## begin Listed records

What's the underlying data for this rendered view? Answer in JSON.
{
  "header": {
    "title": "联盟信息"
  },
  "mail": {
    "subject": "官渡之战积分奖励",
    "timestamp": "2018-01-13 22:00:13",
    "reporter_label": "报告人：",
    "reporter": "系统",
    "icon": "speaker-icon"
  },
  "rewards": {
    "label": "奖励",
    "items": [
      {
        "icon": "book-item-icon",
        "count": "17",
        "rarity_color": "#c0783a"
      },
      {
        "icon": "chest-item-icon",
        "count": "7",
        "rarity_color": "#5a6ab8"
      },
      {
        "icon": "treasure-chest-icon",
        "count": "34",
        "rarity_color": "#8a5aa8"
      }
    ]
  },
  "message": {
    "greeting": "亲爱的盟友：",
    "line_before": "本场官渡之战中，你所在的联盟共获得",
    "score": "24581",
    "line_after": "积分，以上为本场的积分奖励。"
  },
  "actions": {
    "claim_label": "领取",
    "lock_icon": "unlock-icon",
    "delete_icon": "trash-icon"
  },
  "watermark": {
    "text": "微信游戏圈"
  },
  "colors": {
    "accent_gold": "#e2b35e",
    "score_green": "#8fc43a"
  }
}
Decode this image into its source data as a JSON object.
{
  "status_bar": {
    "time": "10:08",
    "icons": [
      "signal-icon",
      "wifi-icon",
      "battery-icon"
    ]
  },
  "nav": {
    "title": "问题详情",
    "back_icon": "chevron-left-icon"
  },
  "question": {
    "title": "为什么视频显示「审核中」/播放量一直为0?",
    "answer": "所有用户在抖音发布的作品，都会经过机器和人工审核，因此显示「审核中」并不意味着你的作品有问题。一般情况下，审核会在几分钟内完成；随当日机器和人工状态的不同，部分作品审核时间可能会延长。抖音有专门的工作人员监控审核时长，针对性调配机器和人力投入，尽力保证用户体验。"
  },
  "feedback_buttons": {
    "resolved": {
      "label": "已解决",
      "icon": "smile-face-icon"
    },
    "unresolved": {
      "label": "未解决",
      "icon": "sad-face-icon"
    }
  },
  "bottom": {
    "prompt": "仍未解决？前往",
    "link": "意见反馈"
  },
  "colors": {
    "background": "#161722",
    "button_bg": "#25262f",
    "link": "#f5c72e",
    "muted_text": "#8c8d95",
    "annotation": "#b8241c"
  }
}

## end Listed records

#### [What the task asks]
Where a line in the entries holds the word "chest", copy that line.

#### [The completed task]
        "icon": "chest-item-icon",
        "icon": "treasure-chest-icon",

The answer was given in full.